Collins, the head of the Senate Appropriations Committee, complained that the White House Office of Management and Budget hadn’t provided the customary level of detail about the requested cuts. “The rescissions package has a big problem — nobody really knows what program reductions are in it,” she said in a statement Tuesday. “That isn’t because we haven’t had time to review the bill. Instead, the problem is that OMB has never provided the details that would normally be part of this process.”

Other Republicans expressed concerns about the cuts but backed the White House anyway. Republican Sen. Thom Tillis of North Carolina said that, in an ideal world, the cuts in this rescissions package would be as detailed as the last successful presidential rescissions, which passed in 1992. “I suspect we’re going to find out there are some things that we’re going to regret, some second and third order effects, and I suspect that when we do, we’ll have to come back and fix them,” Tillis said in remarks on the Senate floor. “We have no earthly idea what specific cuts will occur, but I’m willing to give OMB and the president the benefit of the doubt that they’re going to be responsible cuts.”

Why it matters, part 1: The cuts to foreign aid programs and public broadcasting could have wide-ranging effects. While Republicans said they were eliminating “woke” and “wasteful” spending, Democrats warned that bipartisan foreign policy objectives would be hurt along with more than 1,500 local public radio and television stations, costing jobs and potentially jeopardizing the ability to deliver emergency alerts to certain communities.

Provided information:

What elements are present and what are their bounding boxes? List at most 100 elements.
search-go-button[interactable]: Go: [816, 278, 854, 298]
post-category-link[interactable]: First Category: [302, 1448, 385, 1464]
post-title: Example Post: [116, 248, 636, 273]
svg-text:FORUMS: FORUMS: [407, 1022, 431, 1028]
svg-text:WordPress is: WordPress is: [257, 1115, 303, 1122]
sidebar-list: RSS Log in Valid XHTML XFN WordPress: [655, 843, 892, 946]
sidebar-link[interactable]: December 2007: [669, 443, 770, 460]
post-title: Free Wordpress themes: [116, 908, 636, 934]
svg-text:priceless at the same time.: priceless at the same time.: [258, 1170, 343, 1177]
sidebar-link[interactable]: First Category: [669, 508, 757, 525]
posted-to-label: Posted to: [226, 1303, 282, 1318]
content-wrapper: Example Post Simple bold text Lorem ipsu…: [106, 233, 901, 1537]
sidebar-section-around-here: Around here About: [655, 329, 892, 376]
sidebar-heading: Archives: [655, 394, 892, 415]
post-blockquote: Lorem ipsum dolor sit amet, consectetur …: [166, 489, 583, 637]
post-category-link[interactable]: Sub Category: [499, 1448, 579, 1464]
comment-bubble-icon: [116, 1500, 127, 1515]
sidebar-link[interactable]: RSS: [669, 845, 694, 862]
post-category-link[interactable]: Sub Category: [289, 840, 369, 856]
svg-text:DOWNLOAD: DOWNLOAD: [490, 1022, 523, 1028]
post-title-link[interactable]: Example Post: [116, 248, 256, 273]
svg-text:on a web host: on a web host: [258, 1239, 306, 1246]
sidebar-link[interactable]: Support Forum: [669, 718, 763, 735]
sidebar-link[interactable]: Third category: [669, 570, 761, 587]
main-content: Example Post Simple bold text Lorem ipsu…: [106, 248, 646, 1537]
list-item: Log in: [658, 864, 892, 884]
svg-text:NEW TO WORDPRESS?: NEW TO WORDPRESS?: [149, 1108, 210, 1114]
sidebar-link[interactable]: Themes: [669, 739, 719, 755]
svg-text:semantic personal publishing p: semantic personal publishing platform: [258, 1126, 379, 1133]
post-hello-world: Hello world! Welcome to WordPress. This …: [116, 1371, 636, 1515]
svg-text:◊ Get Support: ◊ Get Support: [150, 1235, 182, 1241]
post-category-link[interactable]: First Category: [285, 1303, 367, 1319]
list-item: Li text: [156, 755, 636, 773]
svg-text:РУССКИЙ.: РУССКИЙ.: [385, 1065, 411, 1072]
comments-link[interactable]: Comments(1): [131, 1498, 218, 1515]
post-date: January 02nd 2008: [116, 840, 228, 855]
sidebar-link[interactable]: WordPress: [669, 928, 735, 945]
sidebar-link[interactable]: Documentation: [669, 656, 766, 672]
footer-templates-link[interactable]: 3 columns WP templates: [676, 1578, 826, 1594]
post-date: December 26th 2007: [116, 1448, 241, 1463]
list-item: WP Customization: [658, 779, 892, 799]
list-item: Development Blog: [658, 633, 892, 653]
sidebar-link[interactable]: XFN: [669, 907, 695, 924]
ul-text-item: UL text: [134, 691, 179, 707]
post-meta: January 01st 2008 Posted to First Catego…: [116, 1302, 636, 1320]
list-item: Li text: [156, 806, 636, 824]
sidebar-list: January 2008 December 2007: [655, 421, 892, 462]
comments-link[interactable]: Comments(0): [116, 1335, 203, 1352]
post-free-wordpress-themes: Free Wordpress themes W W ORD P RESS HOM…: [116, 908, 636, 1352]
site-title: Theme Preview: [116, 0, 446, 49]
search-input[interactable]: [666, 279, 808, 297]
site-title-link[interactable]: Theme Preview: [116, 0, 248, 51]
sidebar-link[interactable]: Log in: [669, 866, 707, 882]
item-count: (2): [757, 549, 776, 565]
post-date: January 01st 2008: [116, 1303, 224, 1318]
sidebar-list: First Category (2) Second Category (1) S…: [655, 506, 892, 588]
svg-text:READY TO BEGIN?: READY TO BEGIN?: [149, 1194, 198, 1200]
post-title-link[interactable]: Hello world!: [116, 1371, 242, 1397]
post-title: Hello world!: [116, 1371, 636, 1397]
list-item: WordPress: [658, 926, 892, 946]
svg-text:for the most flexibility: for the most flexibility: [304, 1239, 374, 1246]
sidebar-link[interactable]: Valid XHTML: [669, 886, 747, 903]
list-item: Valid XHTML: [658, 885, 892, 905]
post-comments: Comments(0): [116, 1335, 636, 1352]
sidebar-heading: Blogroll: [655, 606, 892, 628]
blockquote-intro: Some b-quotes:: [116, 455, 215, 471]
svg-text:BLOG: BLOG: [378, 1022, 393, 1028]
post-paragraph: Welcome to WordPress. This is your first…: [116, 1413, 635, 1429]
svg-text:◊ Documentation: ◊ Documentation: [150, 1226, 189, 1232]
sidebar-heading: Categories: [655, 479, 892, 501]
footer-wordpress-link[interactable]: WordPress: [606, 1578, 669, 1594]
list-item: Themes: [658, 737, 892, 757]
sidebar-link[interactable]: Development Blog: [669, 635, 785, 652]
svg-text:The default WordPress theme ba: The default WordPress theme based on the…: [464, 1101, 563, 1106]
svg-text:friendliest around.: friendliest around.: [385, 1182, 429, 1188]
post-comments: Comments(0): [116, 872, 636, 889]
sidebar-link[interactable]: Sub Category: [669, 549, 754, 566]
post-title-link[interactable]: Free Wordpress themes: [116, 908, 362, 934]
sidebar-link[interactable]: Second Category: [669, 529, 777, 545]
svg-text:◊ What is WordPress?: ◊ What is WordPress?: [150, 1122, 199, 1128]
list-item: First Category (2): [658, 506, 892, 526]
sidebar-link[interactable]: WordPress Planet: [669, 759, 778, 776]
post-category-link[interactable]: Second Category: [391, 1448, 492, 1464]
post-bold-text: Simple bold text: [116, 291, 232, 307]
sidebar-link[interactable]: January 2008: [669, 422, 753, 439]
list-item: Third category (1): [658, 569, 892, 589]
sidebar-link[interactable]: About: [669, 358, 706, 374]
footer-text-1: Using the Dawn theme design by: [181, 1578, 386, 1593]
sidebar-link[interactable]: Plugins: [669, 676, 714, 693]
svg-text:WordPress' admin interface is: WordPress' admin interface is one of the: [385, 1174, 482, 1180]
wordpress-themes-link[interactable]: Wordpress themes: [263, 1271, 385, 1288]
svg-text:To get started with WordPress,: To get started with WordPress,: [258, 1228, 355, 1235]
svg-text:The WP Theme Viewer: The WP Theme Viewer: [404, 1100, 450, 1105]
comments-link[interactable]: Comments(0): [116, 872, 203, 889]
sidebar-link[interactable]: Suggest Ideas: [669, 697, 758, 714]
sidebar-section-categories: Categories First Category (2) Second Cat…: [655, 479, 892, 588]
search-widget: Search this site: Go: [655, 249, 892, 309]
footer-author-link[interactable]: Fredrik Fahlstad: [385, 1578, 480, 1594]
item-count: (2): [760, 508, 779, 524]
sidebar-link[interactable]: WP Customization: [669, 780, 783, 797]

Exercises to complete:
(1) Reproduce the entries exactly as they appear, from their first line through the line containing "svg-text:WordPress is: WordPress", with both of those lines included.
(2) Resume the excerpt about the Senate debate over the rescissions package, picking up right after its last sentence.

The answers:
(1)
What elements are present and what are their bounding boxes? List at most 100 elements.
search-go-button[interactable]: Go: [816, 278, 854, 298]
post-category-link[interactable]: First Category: [302, 1448, 385, 1464]
post-title: Example Post: [116, 248, 636, 273]
svg-text:FORUMS: FORUMS: [407, 1022, 431, 1028]
svg-text:WordPress is: WordPress is: [257, 1115, 303, 1122]

(2)
Why it matters, part 2: Beyond that, both Republicans and Democrats also spoke about this rescissions package as having implications for the federal budget and appropriations process. Republicans see it as the first of several bills to cut even more spending. Democrats, meanwhile, warn that the cuts undermine the annual funding process. They say they have little reason to work with Republicans on bipartisan spending bills if the GOP will just come back to pass partisan cuts. While rescissions bills can pass with a simple majority, annual spending measures to fund the government past September require 60 votes in the Senate, meaning that Democratic support will be needed.

“It is no secret the path to advancing more of our bills is going to be harder because of the unprecedented, partisan rescissions bill that Republicans just passed,” Sen. Patty Murray, the top Democratic appropriator, said Thursday. “It is extremely frustrating to see so many of the colleagues that have worked with us to pass funding bills turn around and vote to rip away the funding that we all agreed on.”

House Appropriations Committee Chair Tom Cole, a Republican, acknowledged to reporters this week that repeated use of rescissions could be risky. He said they may “destroy a certain amount of goodwill that I think cost you down the road if you do it too much.”

Vought pushes for partisanship: White House Budget Director Russell Vought isn’t all that concerned about bipartisanship in the government funding process. “The appropriations process has to be less bipartisan,” he said Thursday at a Christian Science Monitor event, according to Politico.

“It’s not going to keep me up at night, and I think will lead to better results, by having the appropriations process be a little bit partisan, and I don’t think it’s necessarily leading to a shutdown,” he added.

Vought reportedly did not explain how partisan spending bills might get through the Senate without Democratic votes. And he refused to commit to abiding by any bipartisan spending deals or avoiding rescissions requests on future appropriations.

“We are willing to send up additional rescissions,” Vought said. “I think if this continues to pass, we’re likely to send up another rescissions package that would come soon, and we’ll be working on that to try to get that across the finish line.”

Murray criticized Vought and said her Senate colleagues would have to decide whether they agree with his push for a more partisan approach, which she said would be less effective.

“This is the budget chief who ignores our laws and he rubs it in our faces. He does not respect the role of this committee or any appropriator here, Republican or Democrat,” she said. “So I do hope we can stand together and stand for our communities and stand up for Congress as a co-equal branch of this government.”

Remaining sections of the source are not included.